Find each line containing the string "color" and return it.

A run of records
'''

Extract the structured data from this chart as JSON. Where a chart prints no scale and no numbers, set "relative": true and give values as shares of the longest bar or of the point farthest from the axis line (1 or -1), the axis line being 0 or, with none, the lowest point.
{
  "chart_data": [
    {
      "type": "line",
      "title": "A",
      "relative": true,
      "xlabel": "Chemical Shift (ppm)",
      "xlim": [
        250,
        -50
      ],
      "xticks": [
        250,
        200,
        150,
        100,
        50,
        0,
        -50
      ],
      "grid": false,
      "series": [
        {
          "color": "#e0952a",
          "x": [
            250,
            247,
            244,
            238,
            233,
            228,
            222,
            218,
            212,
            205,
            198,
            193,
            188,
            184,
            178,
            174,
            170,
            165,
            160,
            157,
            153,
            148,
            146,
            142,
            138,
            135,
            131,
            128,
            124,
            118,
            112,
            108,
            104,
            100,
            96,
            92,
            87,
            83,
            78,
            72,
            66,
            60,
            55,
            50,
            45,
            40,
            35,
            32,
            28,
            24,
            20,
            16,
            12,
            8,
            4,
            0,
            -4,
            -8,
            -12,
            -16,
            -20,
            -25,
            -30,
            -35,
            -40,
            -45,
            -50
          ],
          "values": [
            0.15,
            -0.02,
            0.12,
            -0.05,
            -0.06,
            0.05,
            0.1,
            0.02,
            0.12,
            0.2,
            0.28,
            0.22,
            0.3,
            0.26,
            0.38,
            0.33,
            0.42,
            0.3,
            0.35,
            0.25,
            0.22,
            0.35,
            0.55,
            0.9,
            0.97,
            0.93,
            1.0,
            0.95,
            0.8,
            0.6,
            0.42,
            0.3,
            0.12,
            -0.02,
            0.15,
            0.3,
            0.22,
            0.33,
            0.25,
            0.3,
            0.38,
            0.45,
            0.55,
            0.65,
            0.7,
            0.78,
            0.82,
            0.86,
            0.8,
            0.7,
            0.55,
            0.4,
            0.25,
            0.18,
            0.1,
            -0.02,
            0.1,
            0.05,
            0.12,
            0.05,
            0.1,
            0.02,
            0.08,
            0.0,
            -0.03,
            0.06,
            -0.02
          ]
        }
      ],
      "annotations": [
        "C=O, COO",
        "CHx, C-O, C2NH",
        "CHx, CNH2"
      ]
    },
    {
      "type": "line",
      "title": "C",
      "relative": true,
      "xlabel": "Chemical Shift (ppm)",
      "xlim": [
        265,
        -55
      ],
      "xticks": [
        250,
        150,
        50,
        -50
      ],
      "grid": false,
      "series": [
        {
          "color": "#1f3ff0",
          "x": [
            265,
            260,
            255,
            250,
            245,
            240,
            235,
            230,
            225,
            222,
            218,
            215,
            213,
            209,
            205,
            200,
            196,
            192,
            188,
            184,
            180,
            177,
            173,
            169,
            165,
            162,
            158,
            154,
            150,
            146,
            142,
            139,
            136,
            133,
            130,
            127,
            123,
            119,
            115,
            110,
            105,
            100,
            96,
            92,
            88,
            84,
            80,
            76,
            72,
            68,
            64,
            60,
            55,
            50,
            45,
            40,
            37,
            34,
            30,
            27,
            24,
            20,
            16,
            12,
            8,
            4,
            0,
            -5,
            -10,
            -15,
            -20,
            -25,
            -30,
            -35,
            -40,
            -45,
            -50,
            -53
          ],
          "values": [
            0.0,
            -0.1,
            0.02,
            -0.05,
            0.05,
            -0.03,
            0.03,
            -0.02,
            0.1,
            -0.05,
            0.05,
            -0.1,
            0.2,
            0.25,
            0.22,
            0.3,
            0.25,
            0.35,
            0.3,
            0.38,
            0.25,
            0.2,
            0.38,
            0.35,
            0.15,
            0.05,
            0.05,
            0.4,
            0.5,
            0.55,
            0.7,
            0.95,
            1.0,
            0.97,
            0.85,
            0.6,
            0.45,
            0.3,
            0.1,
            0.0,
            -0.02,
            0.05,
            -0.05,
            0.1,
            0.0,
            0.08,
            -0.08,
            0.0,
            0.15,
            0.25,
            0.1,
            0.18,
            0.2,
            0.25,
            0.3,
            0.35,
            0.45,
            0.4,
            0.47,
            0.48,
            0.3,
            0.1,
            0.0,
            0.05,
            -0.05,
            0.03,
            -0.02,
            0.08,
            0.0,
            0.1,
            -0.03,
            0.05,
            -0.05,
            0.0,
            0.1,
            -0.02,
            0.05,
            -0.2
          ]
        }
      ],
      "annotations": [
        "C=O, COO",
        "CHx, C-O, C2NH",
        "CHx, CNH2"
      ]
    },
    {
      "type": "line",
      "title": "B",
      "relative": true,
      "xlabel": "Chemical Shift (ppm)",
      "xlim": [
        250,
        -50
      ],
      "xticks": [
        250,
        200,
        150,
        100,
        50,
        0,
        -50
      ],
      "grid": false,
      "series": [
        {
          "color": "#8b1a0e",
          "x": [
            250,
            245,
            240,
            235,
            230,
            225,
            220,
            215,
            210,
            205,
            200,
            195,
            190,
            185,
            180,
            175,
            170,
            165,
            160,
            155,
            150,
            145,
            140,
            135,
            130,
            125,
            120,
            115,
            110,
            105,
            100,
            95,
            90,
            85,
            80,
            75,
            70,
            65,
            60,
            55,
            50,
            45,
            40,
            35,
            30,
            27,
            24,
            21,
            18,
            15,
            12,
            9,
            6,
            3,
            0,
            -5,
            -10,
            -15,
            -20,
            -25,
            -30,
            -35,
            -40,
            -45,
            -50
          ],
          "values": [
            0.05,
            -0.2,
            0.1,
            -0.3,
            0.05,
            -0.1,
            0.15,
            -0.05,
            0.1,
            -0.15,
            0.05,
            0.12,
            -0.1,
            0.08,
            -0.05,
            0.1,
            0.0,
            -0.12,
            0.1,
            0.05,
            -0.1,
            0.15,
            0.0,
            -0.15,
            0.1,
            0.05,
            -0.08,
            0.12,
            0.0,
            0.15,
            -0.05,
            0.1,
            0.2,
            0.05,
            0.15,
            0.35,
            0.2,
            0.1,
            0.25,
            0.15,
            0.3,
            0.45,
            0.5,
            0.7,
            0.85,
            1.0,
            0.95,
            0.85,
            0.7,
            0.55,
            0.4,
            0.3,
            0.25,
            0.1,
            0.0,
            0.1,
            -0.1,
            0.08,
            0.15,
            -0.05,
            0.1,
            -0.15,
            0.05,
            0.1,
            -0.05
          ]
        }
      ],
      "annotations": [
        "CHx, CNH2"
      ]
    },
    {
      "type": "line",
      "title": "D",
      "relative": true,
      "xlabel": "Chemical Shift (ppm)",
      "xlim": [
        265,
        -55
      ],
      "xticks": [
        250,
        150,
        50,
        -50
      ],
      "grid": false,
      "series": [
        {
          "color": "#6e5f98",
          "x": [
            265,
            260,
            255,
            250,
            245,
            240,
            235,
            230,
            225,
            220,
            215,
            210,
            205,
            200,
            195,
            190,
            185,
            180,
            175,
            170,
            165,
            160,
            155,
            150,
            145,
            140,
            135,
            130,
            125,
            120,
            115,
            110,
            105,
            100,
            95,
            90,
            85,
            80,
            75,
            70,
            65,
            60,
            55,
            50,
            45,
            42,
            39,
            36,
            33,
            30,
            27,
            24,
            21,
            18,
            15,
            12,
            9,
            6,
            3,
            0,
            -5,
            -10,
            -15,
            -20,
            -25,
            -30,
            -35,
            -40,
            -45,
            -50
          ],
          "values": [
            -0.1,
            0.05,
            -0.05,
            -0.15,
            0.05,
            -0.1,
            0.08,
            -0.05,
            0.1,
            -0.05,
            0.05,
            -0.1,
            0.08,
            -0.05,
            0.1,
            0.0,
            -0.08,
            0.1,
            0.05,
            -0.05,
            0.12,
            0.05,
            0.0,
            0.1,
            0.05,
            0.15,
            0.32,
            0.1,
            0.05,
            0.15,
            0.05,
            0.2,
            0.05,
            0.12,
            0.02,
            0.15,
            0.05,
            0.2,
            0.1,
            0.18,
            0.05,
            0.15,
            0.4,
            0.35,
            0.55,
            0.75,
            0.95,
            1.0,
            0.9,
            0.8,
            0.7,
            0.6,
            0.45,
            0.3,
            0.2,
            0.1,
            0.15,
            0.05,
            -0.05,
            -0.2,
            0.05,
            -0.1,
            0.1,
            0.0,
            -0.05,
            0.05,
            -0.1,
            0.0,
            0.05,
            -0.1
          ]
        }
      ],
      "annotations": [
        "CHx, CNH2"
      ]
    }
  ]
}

'''

ANSWER TO THIS EXERCISE →
          "color": "#e0952a",
          "color": "#1f3ff0",
          "color": "#8b1a0e",
          "color": "#6e5f98",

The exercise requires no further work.